# Your objective
Images are excluded; otherwise, output every record exactly.

# Data in this exercise
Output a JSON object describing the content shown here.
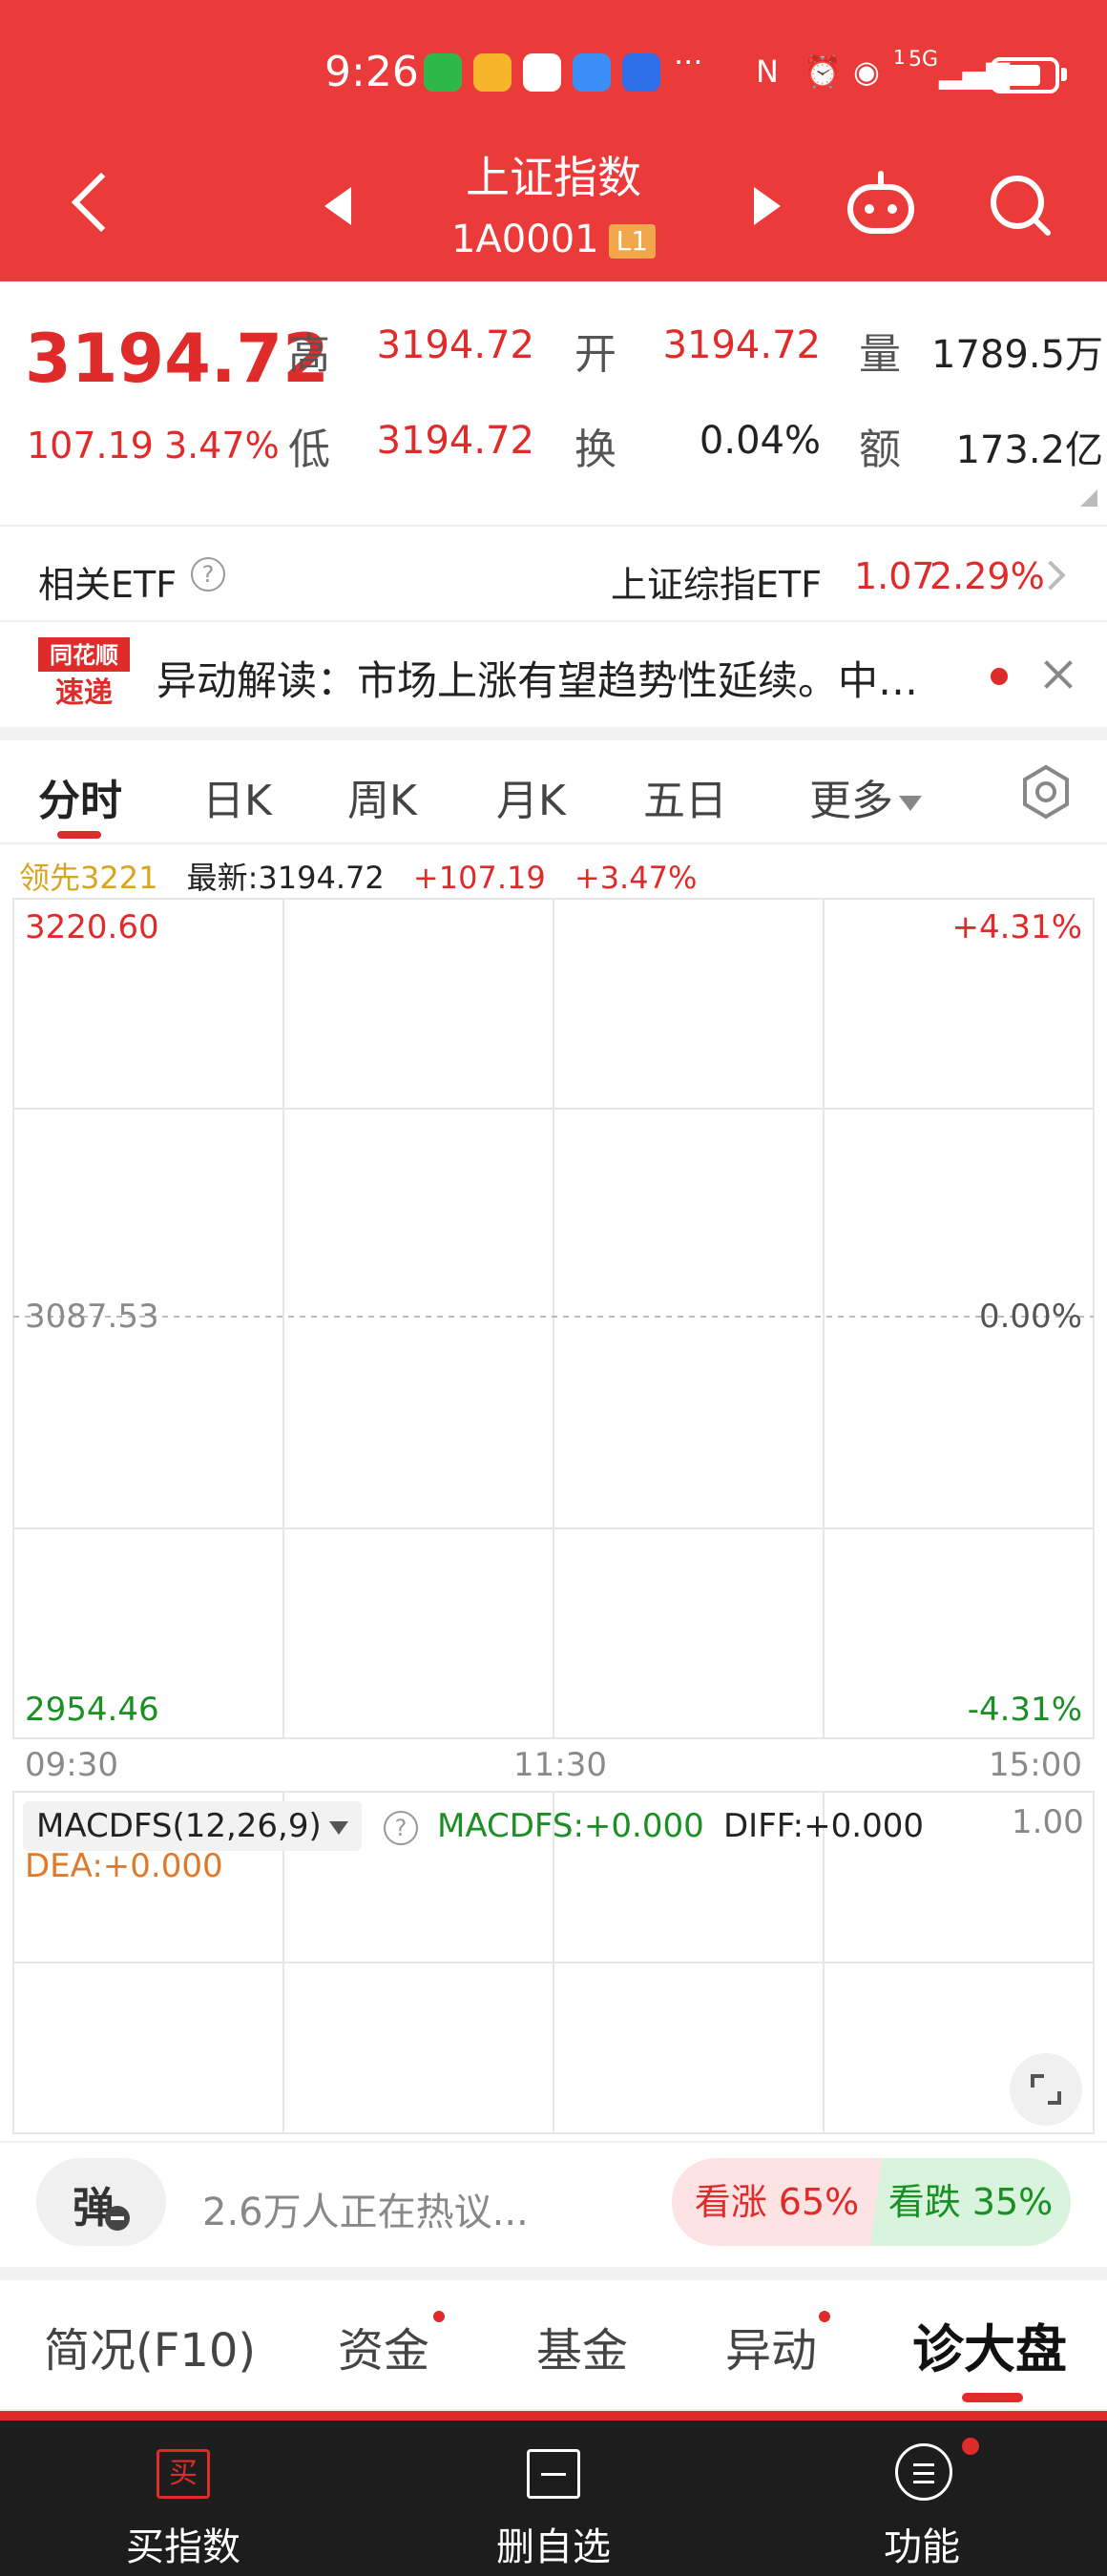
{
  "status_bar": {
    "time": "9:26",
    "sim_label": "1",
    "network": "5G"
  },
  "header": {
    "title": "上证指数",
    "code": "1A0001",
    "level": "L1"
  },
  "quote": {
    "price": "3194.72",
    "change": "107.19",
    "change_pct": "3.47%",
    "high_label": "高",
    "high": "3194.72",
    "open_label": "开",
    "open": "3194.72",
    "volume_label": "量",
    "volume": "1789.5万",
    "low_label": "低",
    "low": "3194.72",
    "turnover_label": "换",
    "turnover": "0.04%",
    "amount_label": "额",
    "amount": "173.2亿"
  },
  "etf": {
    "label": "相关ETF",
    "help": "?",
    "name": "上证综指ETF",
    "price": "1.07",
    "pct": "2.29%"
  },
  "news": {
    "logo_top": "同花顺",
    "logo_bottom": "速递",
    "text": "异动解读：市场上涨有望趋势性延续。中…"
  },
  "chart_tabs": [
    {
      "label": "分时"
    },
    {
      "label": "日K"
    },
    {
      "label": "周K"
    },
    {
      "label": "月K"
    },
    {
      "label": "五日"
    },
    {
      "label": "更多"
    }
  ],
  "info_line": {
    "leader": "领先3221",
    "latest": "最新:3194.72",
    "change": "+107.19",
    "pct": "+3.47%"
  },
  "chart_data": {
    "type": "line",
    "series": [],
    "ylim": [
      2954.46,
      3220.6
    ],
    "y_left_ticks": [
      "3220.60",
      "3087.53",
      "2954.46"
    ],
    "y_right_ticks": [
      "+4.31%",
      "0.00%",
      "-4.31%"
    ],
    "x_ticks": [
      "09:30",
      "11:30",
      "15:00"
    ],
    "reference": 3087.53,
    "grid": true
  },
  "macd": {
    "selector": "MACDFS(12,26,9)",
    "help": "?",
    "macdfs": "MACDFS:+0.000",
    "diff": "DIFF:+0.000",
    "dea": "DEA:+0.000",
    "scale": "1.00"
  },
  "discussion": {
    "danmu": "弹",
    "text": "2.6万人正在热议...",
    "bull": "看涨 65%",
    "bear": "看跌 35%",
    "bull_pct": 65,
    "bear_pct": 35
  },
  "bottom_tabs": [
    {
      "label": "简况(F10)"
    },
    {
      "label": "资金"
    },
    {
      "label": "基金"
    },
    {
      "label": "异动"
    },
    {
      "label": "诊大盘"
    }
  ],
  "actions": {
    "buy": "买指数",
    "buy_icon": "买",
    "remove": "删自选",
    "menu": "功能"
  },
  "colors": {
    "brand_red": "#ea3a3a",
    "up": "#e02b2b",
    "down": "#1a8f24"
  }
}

# Exercise response
Output a JSON object describing the content shown here.
{
  "status_bar": {
    "time": "9:26",
    "sim_label": "1",
    "network": "5G"
  },
  "header": {
    "title": "上证指数",
    "code": "1A0001",
    "level": "L1"
  },
  "quote": {
    "price": "3194.72",
    "change": "107.19",
    "change_pct": "3.47%",
    "high_label": "高",
    "high": "3194.72",
    "open_label": "开",
    "open": "3194.72",
    "volume_label": "量",
    "volume": "1789.5万",
    "low_label": "低",
    "low": "3194.72",
    "turnover_label": "换",
    "turnover": "0.04%",
    "amount_label": "额",
    "amount": "173.2亿"
  },
  "etf": {
    "label": "相关ETF",
    "help": "?",
    "name": "上证综指ETF",
    "price": "1.07",
    "pct": "2.29%"
  },
  "news": {
    "logo_top": "同花顺",
    "logo_bottom": "速递",
    "text": "异动解读：市场上涨有望趋势性延续。中…"
  },
  "chart_tabs": [
    {
      "label": "分时"
    },
    {
      "label": "日K"
    },
    {
      "label": "周K"
    },
    {
      "label": "月K"
    },
    {
      "label": "五日"
    },
    {
      "label": "更多"
    }
  ],
  "info_line": {
    "leader": "领先3221",
    "latest": "最新:3194.72",
    "change": "+107.19",
    "pct": "+3.47%"
  },
  "chart_data": {
    "type": "line",
    "series": [],
    "ylim": [
      2954.46,
      3220.6
    ],
    "y_left_ticks": [
      "3220.60",
      "3087.53",
      "2954.46"
    ],
    "y_right_ticks": [
      "+4.31%",
      "0.00%",
      "-4.31%"
    ],
    "x_ticks": [
      "09:30",
      "11:30",
      "15:00"
    ],
    "reference": 3087.53,
    "grid": true
  },
  "macd": {
    "selector": "MACDFS(12,26,9)",
    "help": "?",
    "macdfs": "MACDFS:+0.000",
    "diff": "DIFF:+0.000",
    "dea": "DEA:+0.000",
    "scale": "1.00"
  },
  "discussion": {
    "danmu": "弹",
    "text": "2.6万人正在热议...",
    "bull": "看涨 65%",
    "bear": "看跌 35%",
    "bull_pct": 65,
    "bear_pct": 35
  },
  "bottom_tabs": [
    {
      "label": "简况(F10)"
    },
    {
      "label": "资金"
    },
    {
      "label": "基金"
    },
    {
      "label": "异动"
    },
    {
      "label": "诊大盘"
    }
  ],
  "actions": {
    "buy": "买指数",
    "buy_icon": "买",
    "remove": "删自选",
    "menu": "功能"
  },
  "colors": {
    "brand_red": "#ea3a3a",
    "up": "#e02b2b",
    "down": "#1a8f24"
  }
}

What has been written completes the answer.